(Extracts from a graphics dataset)

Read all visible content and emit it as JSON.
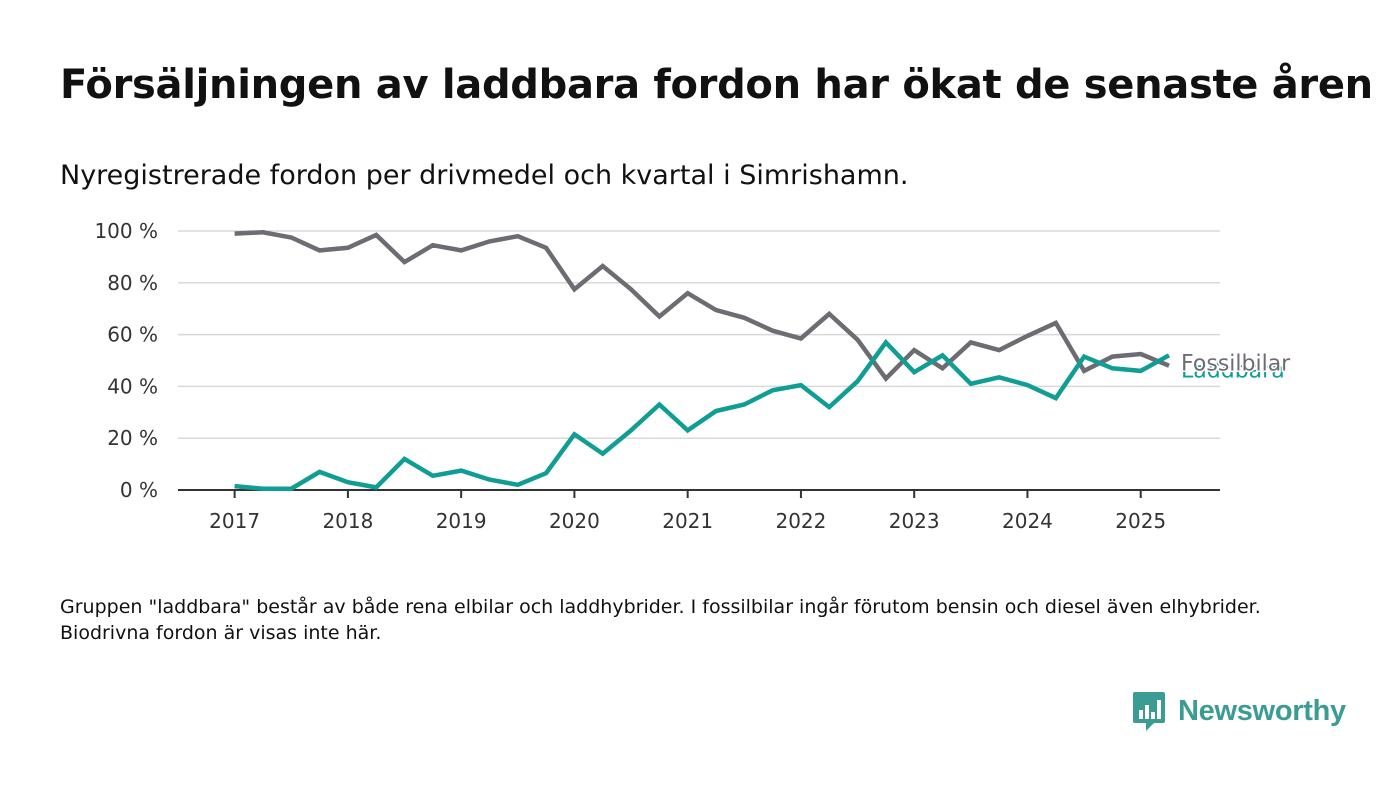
{
  "title": "Försäljningen av laddbara fordon har ökat de senaste åren",
  "subtitle": "Nyregistrerade fordon per drivmedel och kvartal i Simrishamn.",
  "note": "Gruppen \"laddbara\" består av både rena elbilar och laddhybrider. I fossilbilar ingår förutom bensin och diesel även elhybrider. Biodrivna fordon är visas inte här.",
  "logo": {
    "text": "Newsworthy",
    "color": "#3a9c93",
    "icon": "chat-bar-chart-icon"
  },
  "chart_data": {
    "type": "line",
    "title": "",
    "xlabel": "",
    "ylabel": "",
    "x_ticks": [
      "2017",
      "2018",
      "2019",
      "2020",
      "2021",
      "2022",
      "2023",
      "2024",
      "2025"
    ],
    "y_ticks": [
      "0 %",
      "20 %",
      "40 %",
      "60 %",
      "80 %",
      "100 %"
    ],
    "ylim": [
      0,
      100
    ],
    "xlim": [
      2016.5,
      2025.7
    ],
    "grid": true,
    "legend": "inline-right",
    "x": [
      2017.0,
      2017.25,
      2017.5,
      2017.75,
      2018.0,
      2018.25,
      2018.5,
      2018.75,
      2019.0,
      2019.25,
      2019.5,
      2019.75,
      2020.0,
      2020.25,
      2020.5,
      2020.75,
      2021.0,
      2021.25,
      2021.5,
      2021.75,
      2022.0,
      2022.25,
      2022.5,
      2022.75,
      2023.0,
      2023.25,
      2023.5,
      2023.75,
      2024.0,
      2024.25,
      2024.5,
      2024.75,
      2025.0,
      2025.25
    ],
    "series": [
      {
        "name": "Fossilbilar",
        "color": "#6e6c73",
        "values": [
          99,
          99.5,
          97.5,
          92.5,
          93.5,
          98.5,
          88,
          94.5,
          92.5,
          96,
          98,
          93.5,
          77.5,
          86.5,
          77.5,
          67,
          76,
          69.5,
          66.5,
          61.5,
          58.5,
          68,
          58,
          43,
          54,
          47,
          57,
          54,
          59.5,
          64.5,
          46,
          51.5,
          52.5,
          48
        ]
      },
      {
        "name": "Laddbara",
        "color": "#109e94",
        "values": [
          1.5,
          0.5,
          0.5,
          7,
          3,
          1,
          12,
          5.5,
          7.5,
          4,
          2,
          6.5,
          21.5,
          14,
          23,
          33,
          23,
          30.5,
          33,
          38.5,
          40.5,
          32,
          42,
          57,
          45.5,
          52,
          41,
          43.5,
          40.5,
          35.5,
          51.5,
          47,
          46,
          52
        ]
      }
    ]
  }
}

▶ **Exercise**:
Search the records above for the string "color". Copy every line that contains it.

▶ **Answer to this task**:
    "color": "#3a9c93",
        "color": "#6e6c73",
        "color": "#109e94",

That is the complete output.